--- start GIVEN ENTRIES ---

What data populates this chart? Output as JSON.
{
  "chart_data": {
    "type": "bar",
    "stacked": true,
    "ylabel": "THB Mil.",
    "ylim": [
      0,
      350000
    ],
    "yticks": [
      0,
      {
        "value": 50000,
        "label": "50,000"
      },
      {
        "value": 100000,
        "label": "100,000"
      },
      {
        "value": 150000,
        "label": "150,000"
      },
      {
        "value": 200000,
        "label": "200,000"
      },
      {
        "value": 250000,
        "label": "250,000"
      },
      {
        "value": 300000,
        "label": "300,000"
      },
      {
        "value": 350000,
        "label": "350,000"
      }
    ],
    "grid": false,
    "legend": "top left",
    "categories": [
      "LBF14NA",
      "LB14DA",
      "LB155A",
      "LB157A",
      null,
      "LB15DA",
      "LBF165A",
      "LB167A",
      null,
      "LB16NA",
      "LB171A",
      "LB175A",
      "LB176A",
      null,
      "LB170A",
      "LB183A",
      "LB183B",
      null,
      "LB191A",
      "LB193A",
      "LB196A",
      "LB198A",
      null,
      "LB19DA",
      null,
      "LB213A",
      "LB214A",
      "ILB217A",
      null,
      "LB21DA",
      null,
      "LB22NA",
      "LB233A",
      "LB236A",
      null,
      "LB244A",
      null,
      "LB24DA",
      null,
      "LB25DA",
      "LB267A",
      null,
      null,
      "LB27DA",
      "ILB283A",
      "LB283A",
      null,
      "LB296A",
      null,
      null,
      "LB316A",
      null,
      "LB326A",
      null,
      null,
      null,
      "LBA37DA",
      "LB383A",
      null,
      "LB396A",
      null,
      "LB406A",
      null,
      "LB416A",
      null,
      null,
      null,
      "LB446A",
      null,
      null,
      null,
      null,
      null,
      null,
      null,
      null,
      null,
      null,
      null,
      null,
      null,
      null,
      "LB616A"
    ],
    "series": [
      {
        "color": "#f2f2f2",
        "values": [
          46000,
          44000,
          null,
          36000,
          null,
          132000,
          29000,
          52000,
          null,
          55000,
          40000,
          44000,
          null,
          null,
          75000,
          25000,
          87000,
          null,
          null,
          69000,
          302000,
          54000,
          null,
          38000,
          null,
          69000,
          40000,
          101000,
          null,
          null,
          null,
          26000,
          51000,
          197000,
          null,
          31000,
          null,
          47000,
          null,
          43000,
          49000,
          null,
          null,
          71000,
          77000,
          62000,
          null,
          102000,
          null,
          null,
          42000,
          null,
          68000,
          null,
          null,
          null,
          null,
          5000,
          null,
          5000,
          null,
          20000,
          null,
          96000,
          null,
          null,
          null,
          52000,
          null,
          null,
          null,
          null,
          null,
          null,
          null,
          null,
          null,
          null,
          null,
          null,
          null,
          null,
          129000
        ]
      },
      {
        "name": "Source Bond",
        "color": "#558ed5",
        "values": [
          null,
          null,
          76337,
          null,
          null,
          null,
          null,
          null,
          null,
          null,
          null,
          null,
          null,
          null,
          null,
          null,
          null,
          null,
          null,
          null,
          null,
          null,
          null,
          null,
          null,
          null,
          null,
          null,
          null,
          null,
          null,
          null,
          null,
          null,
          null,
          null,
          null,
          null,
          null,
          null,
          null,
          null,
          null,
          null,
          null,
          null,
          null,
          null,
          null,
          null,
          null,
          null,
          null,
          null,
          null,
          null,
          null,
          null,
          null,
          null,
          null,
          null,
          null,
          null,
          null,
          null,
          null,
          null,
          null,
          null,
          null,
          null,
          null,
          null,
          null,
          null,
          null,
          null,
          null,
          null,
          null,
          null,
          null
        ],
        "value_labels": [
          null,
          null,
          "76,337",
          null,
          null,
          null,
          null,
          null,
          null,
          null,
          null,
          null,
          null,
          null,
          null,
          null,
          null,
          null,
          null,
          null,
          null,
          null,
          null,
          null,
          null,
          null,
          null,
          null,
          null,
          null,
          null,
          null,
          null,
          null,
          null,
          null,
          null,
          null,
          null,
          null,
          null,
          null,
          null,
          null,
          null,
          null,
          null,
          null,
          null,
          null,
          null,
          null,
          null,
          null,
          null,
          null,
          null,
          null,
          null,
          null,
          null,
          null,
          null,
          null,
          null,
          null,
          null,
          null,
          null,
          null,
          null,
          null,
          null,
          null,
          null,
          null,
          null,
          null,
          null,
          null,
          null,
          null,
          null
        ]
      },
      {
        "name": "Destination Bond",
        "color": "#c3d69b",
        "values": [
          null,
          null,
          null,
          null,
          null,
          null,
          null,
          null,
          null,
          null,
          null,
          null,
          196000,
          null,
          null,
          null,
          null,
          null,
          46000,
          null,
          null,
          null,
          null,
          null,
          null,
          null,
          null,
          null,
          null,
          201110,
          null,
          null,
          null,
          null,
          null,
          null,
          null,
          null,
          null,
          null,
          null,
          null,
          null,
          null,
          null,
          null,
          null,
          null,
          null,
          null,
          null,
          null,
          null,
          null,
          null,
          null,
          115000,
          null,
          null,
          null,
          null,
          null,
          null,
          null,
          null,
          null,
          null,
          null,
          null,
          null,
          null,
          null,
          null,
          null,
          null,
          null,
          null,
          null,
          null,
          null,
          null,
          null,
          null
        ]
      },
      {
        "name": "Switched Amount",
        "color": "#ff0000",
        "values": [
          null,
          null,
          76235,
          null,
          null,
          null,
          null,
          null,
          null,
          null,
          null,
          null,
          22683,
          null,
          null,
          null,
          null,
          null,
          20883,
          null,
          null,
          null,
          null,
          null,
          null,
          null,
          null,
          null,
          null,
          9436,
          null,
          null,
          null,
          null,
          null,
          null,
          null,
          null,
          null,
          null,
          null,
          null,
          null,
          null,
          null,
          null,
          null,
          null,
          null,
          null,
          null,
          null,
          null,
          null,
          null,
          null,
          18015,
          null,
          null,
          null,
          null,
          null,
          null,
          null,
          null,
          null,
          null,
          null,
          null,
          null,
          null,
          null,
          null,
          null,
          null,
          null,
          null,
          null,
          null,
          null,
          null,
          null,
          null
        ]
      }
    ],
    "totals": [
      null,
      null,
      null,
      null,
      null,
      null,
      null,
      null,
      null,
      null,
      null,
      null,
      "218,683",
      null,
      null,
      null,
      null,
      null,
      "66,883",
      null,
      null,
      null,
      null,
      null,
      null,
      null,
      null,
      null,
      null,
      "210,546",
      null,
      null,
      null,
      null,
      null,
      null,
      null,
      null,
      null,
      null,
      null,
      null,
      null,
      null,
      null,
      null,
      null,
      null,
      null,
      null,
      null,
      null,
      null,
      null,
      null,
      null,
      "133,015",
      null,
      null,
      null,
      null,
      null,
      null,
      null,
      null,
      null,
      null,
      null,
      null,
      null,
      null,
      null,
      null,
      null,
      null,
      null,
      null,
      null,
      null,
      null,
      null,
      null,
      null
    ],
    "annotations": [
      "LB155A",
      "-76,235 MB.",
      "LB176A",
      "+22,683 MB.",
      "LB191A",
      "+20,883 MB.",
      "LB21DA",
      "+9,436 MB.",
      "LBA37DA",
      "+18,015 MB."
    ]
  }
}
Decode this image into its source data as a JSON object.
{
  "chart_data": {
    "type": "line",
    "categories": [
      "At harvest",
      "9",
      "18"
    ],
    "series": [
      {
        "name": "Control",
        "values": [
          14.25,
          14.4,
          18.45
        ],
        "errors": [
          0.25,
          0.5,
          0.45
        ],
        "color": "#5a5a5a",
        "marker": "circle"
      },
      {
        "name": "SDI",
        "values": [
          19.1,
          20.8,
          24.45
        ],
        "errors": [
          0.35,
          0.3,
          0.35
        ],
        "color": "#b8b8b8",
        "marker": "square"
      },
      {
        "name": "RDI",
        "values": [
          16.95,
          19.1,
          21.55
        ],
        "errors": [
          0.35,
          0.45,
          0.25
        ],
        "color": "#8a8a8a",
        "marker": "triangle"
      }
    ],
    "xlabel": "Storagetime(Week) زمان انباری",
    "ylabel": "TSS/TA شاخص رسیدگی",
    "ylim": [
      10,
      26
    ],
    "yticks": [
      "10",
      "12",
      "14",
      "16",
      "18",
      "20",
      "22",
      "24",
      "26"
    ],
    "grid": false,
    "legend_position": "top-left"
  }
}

--- end GIVEN ENTRIES ---

> _WHAT TO DO_:
Lines holding the word "marker" in the entries above are the ones to pull out. Copy them all.

> _FINAL RESULT_:
        "marker": "circle"
        "marker": "square"
        "marker": "triangle"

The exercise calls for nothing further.